Table 8.
Sensitivity Analysis II: Subgroup Analysis by Different Doses of Alteplase
| Characteristics | AF | Non‐AF | After IPTW | Interaction† | |||
|---|---|---|---|---|---|---|---|
| RR (95% CI) | P value | Adjusted RR ‡ (95% CI) | P value | ||||
| Low dose of 0.6 mg/kg subgroup, N=381 | |||||||
| mRS of 0–1 | 23.4% (44/188) | 34.2% (66/193) | 0.98 (0.83–1.16) | 0.8194 | 0.96 (0.81–1.14) | 0.6473 | 0.1829 |
| mRS of 0–2 | 33.5% (63/188) | 47.7% (92/193) | 0.91 (0.75–1.09) | 0.2954 | 0.91 (0.75–1.10) | 0.3359 | 0.1620 |
| SICH at 24–36 h | |||||||
| By NINDS standard | 5.9% (11/188) | 2.1% (4/193) | 2.36 (1.04–5.34) | 0.0400 * | 2.63 (1.10–6.32) | 0.0302 * | 0.0009 * |
| By ECASS II standard | 3.7% (7/188) | 1.6% (3/193) | 2.04 (0.76–5.47) | 0.1560 | 2.52 (0.86–7.43) | 0.0927 | 0.3505 |
| By SITS‐MOST standard | 1.6% (3/188) | 0.5% (1/193) | 4.37 (0.64–29.84) | 0.1323 | 4.49 (0.64–31.58) | 0.1313 | 0.8338 |
| Standard dose of 0.9 mg/kg subgroup, N=682 | |||||||
| mRS of 0–1 | 33.8% (79/234) | 37.1% (166/448) | 0.91 (0.79–1.04) | 0.1619 | 1.05 (0.91–1.20) | 0.5198 | |
| mRS of 0–2 | 46.2% (108/234) | 52.5% (213/448) | 0.85 (0.73–0.96) | 0.0315 * | 1.09 (0.94–1.27) | 0.2353 | |
| SICH at 24–36 h | |||||||
| By NINDS standard | 4.7% (11/234) | 3.3% (15/448) | 1.23 (0.71–2.11) | 0.4587 | 1.66 (0.92–3.01) | 0.0917 | |
| By ECASS II standard | 2.6% (6/234) | 1.8% (8/448) | 1.21 (0.57–2.58) | 0.6190 | 1.32 (0.57–3.05) | 0.5149 | |
| By SITS‐MOST standard | 1.3% (3/234) | 1.1% (5/448) | 1.07 (0.39–2.96) | 0.8892 | 1.42 (0.47–4.34) | 0.5359 | |
AF indicates atrial fibrillation; ECASS II, European Cooperative Acute Stroke Study II; IPTW, inverse probability of treatment weighting; mRS, modified Rankin Scale; NINDS, National Institute of Neurological Disorders and Stroke; RR, relative risk; SICH, symptomatic intracranial hemorrhage; and SITS‐MOST, Safe Implementation of Thrombolysis in Stroke‐Monitoring Study.
The interaction term was between AF status and alteplase dose.
Statistically significant at P<0.05.
Multivariable Poisson regression was adjusted for fixed effects of the THRIVE (Totaled Health Risks in Vascular Events) score, prestroke mRS, early ischemic changes, and use of antithrombotic medications, and random effects for 30 hospitals.

- [WHAT THE TASK ASKS]
According to the alteplase dose table, which two factors made up the interaction term? The data that come next are separate material, unrelated to the alteplase dose table.

- [GIVEN INFORMATION]
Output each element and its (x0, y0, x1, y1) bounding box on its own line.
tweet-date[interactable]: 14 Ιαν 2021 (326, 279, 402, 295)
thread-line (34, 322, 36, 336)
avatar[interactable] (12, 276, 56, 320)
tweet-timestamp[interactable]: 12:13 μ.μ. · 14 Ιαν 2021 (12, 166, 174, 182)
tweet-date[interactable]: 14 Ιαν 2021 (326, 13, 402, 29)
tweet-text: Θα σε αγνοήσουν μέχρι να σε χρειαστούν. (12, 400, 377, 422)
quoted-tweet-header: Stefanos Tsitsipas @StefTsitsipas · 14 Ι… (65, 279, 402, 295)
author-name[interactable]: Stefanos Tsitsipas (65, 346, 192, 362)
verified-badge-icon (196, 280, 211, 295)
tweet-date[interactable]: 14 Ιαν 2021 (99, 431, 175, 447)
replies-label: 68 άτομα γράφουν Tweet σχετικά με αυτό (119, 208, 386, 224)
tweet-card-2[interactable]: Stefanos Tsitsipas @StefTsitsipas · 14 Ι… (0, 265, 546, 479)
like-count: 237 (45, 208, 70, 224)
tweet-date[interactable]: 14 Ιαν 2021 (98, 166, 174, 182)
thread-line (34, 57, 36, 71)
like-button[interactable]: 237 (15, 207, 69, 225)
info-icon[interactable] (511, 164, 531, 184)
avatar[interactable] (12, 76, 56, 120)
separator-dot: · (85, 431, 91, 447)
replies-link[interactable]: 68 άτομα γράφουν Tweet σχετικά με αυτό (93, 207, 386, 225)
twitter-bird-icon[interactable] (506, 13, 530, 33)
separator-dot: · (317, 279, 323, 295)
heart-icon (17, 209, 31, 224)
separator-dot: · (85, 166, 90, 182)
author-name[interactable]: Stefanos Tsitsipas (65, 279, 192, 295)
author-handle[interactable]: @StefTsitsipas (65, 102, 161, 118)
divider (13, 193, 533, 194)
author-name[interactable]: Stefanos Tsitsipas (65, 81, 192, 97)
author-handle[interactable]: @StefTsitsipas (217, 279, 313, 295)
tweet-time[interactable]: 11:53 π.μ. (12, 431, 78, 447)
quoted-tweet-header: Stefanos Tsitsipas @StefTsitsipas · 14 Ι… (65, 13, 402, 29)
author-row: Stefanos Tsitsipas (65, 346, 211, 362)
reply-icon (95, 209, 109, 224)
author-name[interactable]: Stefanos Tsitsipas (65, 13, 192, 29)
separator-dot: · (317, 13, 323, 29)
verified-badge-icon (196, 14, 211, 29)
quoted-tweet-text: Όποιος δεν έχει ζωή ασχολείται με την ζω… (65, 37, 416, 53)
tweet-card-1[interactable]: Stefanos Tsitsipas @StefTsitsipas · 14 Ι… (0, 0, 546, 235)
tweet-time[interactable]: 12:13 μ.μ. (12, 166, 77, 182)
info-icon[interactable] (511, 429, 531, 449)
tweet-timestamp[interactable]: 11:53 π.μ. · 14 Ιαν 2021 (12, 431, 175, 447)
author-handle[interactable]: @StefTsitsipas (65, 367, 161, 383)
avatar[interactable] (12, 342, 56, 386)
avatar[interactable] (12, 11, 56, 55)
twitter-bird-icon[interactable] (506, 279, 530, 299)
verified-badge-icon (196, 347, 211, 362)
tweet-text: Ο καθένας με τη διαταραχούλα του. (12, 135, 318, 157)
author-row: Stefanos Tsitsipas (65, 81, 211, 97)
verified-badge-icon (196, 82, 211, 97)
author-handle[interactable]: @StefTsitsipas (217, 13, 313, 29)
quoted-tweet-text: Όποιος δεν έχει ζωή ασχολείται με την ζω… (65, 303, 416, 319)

- [RESPONSE AREA]
AF status and alteplase dose.